◆ WHAT IS BEING ASKED ◆
Transcribe the records that follow exactly. Skip the pictures.

(Records that describe figures)
□ □ □ □

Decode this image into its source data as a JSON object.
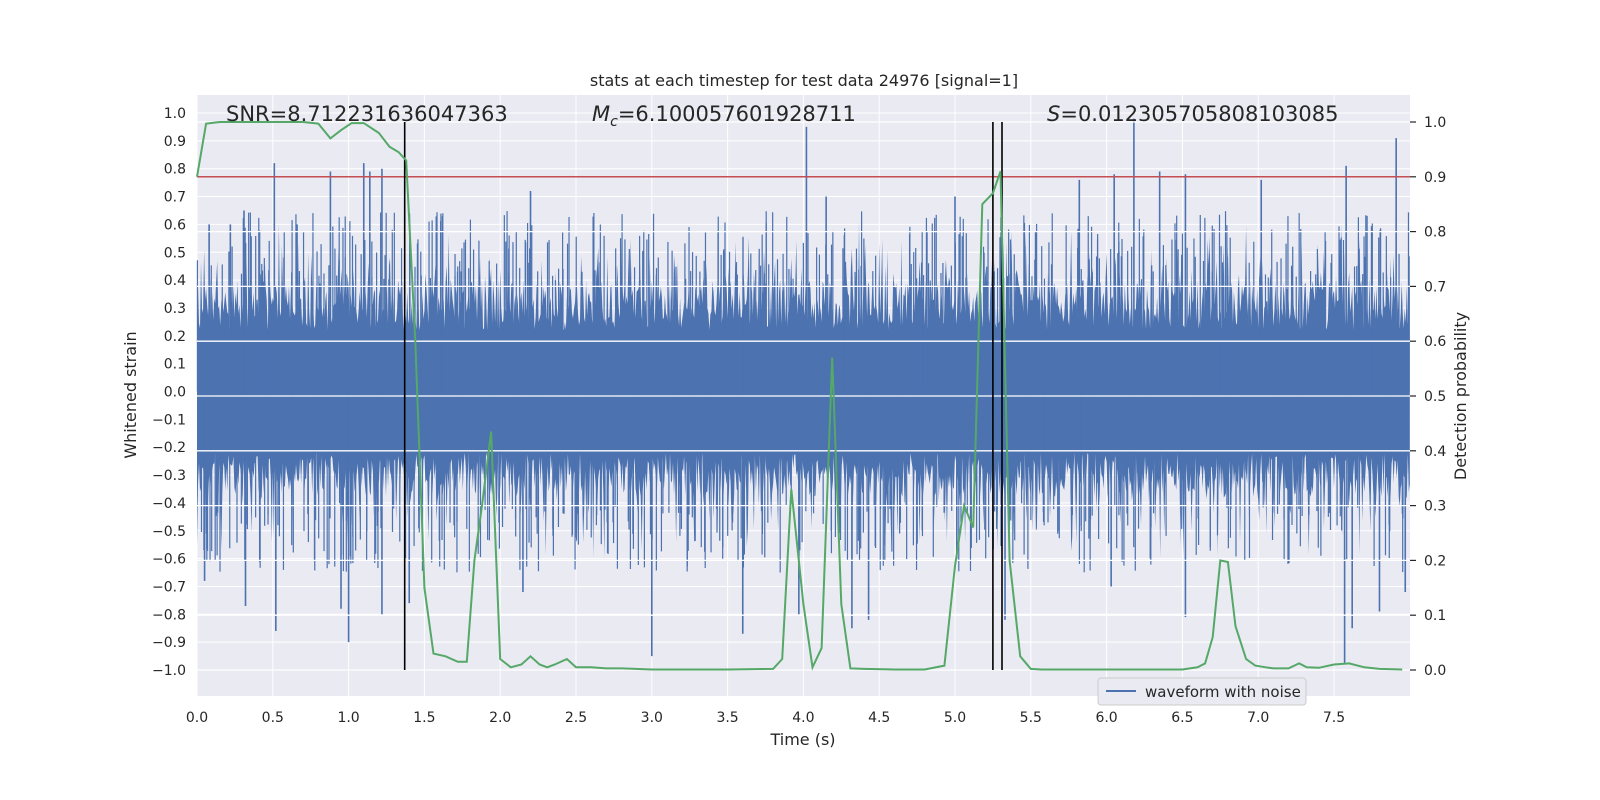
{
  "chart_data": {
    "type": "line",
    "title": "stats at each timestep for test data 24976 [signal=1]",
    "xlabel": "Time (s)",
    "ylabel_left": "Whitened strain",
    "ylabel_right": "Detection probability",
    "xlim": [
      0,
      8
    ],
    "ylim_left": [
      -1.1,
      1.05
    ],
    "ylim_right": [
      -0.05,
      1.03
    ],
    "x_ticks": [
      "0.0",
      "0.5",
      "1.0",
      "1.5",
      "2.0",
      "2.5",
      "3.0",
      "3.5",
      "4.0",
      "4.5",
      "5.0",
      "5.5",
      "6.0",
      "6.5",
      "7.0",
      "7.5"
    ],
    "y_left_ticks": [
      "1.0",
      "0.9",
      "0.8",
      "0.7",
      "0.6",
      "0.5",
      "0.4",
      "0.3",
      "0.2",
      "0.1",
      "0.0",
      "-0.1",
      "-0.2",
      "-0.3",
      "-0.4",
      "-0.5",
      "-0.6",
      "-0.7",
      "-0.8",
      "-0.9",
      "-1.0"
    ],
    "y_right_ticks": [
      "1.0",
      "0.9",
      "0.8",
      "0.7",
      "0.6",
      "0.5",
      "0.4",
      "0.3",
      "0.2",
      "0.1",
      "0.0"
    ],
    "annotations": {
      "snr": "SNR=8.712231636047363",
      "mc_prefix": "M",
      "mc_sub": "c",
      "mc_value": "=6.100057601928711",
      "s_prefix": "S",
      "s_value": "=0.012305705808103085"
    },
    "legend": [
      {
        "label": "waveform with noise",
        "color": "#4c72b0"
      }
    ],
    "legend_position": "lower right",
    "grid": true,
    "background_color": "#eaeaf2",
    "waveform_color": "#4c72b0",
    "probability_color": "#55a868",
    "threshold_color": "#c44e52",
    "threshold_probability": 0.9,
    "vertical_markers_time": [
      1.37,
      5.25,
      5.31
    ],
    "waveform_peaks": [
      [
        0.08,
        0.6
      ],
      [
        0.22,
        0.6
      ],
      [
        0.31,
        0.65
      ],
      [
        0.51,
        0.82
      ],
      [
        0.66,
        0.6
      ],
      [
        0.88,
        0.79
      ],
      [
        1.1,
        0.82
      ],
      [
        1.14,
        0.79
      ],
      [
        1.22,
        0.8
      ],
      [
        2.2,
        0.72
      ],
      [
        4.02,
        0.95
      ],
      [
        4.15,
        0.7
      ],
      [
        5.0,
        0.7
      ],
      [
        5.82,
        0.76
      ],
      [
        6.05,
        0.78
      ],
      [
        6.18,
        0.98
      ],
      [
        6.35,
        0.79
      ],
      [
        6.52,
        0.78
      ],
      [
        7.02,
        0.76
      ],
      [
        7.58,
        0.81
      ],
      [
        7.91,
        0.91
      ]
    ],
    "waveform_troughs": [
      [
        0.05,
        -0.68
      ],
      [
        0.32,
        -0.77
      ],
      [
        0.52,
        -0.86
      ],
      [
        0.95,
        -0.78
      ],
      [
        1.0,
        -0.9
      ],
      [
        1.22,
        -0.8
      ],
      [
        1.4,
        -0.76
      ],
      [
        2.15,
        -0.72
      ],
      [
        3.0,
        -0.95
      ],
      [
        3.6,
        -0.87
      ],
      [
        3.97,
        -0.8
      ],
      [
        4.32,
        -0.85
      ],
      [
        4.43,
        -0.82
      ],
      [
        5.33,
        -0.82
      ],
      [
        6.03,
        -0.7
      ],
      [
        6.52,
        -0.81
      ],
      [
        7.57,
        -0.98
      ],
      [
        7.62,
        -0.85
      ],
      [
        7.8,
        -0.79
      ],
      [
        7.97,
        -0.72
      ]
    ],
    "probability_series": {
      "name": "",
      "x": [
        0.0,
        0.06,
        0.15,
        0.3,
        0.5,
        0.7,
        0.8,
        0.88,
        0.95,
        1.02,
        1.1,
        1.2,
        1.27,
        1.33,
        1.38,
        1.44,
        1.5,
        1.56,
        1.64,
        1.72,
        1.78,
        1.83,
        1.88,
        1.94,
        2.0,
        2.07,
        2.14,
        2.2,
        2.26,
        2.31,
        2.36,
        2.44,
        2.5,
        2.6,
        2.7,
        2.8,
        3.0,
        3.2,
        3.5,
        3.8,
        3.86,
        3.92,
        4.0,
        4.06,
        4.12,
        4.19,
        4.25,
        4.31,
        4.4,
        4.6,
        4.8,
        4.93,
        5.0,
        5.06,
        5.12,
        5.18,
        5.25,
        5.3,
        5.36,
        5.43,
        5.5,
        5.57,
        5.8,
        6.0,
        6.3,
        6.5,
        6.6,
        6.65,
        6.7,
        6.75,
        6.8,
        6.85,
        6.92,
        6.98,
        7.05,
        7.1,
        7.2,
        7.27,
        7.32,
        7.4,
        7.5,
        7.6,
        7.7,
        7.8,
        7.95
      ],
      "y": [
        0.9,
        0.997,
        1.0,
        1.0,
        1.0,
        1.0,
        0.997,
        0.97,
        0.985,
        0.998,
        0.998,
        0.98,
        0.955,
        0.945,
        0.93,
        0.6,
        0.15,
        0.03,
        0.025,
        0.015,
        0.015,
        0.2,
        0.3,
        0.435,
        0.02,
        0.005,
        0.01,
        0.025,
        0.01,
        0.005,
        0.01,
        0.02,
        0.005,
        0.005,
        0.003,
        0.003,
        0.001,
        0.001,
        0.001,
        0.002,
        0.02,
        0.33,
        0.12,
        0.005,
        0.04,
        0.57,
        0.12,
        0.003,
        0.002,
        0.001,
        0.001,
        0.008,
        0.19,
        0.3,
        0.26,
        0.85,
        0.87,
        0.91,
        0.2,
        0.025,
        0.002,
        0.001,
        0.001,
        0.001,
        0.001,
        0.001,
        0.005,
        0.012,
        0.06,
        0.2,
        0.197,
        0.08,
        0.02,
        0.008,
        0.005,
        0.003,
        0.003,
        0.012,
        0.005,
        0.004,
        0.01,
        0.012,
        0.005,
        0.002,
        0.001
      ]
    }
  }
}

□ □ □ □

◆ RESULT FOR THIS EXERCISE ◆
Decode this image into its source data as a JSON object.
{
  "chart_data": {
    "type": "line",
    "title": "stats at each timestep for test data 24976 [signal=1]",
    "xlabel": "Time (s)",
    "ylabel_left": "Whitened strain",
    "ylabel_right": "Detection probability",
    "xlim": [
      0,
      8
    ],
    "ylim_left": [
      -1.1,
      1.05
    ],
    "ylim_right": [
      -0.05,
      1.03
    ],
    "x_ticks": [
      "0.0",
      "0.5",
      "1.0",
      "1.5",
      "2.0",
      "2.5",
      "3.0",
      "3.5",
      "4.0",
      "4.5",
      "5.0",
      "5.5",
      "6.0",
      "6.5",
      "7.0",
      "7.5"
    ],
    "y_left_ticks": [
      "1.0",
      "0.9",
      "0.8",
      "0.7",
      "0.6",
      "0.5",
      "0.4",
      "0.3",
      "0.2",
      "0.1",
      "0.0",
      "-0.1",
      "-0.2",
      "-0.3",
      "-0.4",
      "-0.5",
      "-0.6",
      "-0.7",
      "-0.8",
      "-0.9",
      "-1.0"
    ],
    "y_right_ticks": [
      "1.0",
      "0.9",
      "0.8",
      "0.7",
      "0.6",
      "0.5",
      "0.4",
      "0.3",
      "0.2",
      "0.1",
      "0.0"
    ],
    "annotations": {
      "snr": "SNR=8.712231636047363",
      "mc_prefix": "M",
      "mc_sub": "c",
      "mc_value": "=6.100057601928711",
      "s_prefix": "S",
      "s_value": "=0.012305705808103085"
    },
    "legend": [
      {
        "label": "waveform with noise",
        "color": "#4c72b0"
      }
    ],
    "legend_position": "lower right",
    "grid": true,
    "background_color": "#eaeaf2",
    "waveform_color": "#4c72b0",
    "probability_color": "#55a868",
    "threshold_color": "#c44e52",
    "threshold_probability": 0.9,
    "vertical_markers_time": [
      1.37,
      5.25,
      5.31
    ],
    "waveform_peaks": [
      [
        0.08,
        0.6
      ],
      [
        0.22,
        0.6
      ],
      [
        0.31,
        0.65
      ],
      [
        0.51,
        0.82
      ],
      [
        0.66,
        0.6
      ],
      [
        0.88,
        0.79
      ],
      [
        1.1,
        0.82
      ],
      [
        1.14,
        0.79
      ],
      [
        1.22,
        0.8
      ],
      [
        2.2,
        0.72
      ],
      [
        4.02,
        0.95
      ],
      [
        4.15,
        0.7
      ],
      [
        5.0,
        0.7
      ],
      [
        5.82,
        0.76
      ],
      [
        6.05,
        0.78
      ],
      [
        6.18,
        0.98
      ],
      [
        6.35,
        0.79
      ],
      [
        6.52,
        0.78
      ],
      [
        7.02,
        0.76
      ],
      [
        7.58,
        0.81
      ],
      [
        7.91,
        0.91
      ]
    ],
    "waveform_troughs": [
      [
        0.05,
        -0.68
      ],
      [
        0.32,
        -0.77
      ],
      [
        0.52,
        -0.86
      ],
      [
        0.95,
        -0.78
      ],
      [
        1.0,
        -0.9
      ],
      [
        1.22,
        -0.8
      ],
      [
        1.4,
        -0.76
      ],
      [
        2.15,
        -0.72
      ],
      [
        3.0,
        -0.95
      ],
      [
        3.6,
        -0.87
      ],
      [
        3.97,
        -0.8
      ],
      [
        4.32,
        -0.85
      ],
      [
        4.43,
        -0.82
      ],
      [
        5.33,
        -0.82
      ],
      [
        6.03,
        -0.7
      ],
      [
        6.52,
        -0.81
      ],
      [
        7.57,
        -0.98
      ],
      [
        7.62,
        -0.85
      ],
      [
        7.8,
        -0.79
      ],
      [
        7.97,
        -0.72
      ]
    ],
    "probability_series": {
      "name": "",
      "x": [
        0.0,
        0.06,
        0.15,
        0.3,
        0.5,
        0.7,
        0.8,
        0.88,
        0.95,
        1.02,
        1.1,
        1.2,
        1.27,
        1.33,
        1.38,
        1.44,
        1.5,
        1.56,
        1.64,
        1.72,
        1.78,
        1.83,
        1.88,
        1.94,
        2.0,
        2.07,
        2.14,
        2.2,
        2.26,
        2.31,
        2.36,
        2.44,
        2.5,
        2.6,
        2.7,
        2.8,
        3.0,
        3.2,
        3.5,
        3.8,
        3.86,
        3.92,
        4.0,
        4.06,
        4.12,
        4.19,
        4.25,
        4.31,
        4.4,
        4.6,
        4.8,
        4.93,
        5.0,
        5.06,
        5.12,
        5.18,
        5.25,
        5.3,
        5.36,
        5.43,
        5.5,
        5.57,
        5.8,
        6.0,
        6.3,
        6.5,
        6.6,
        6.65,
        6.7,
        6.75,
        6.8,
        6.85,
        6.92,
        6.98,
        7.05,
        7.1,
        7.2,
        7.27,
        7.32,
        7.4,
        7.5,
        7.6,
        7.7,
        7.8,
        7.95
      ],
      "y": [
        0.9,
        0.997,
        1.0,
        1.0,
        1.0,
        1.0,
        0.997,
        0.97,
        0.985,
        0.998,
        0.998,
        0.98,
        0.955,
        0.945,
        0.93,
        0.6,
        0.15,
        0.03,
        0.025,
        0.015,
        0.015,
        0.2,
        0.3,
        0.435,
        0.02,
        0.005,
        0.01,
        0.025,
        0.01,
        0.005,
        0.01,
        0.02,
        0.005,
        0.005,
        0.003,
        0.003,
        0.001,
        0.001,
        0.001,
        0.002,
        0.02,
        0.33,
        0.12,
        0.005,
        0.04,
        0.57,
        0.12,
        0.003,
        0.002,
        0.001,
        0.001,
        0.008,
        0.19,
        0.3,
        0.26,
        0.85,
        0.87,
        0.91,
        0.2,
        0.025,
        0.002,
        0.001,
        0.001,
        0.001,
        0.001,
        0.001,
        0.005,
        0.012,
        0.06,
        0.2,
        0.197,
        0.08,
        0.02,
        0.008,
        0.005,
        0.003,
        0.003,
        0.012,
        0.005,
        0.004,
        0.01,
        0.012,
        0.005,
        0.002,
        0.001
      ]
    }
  }
}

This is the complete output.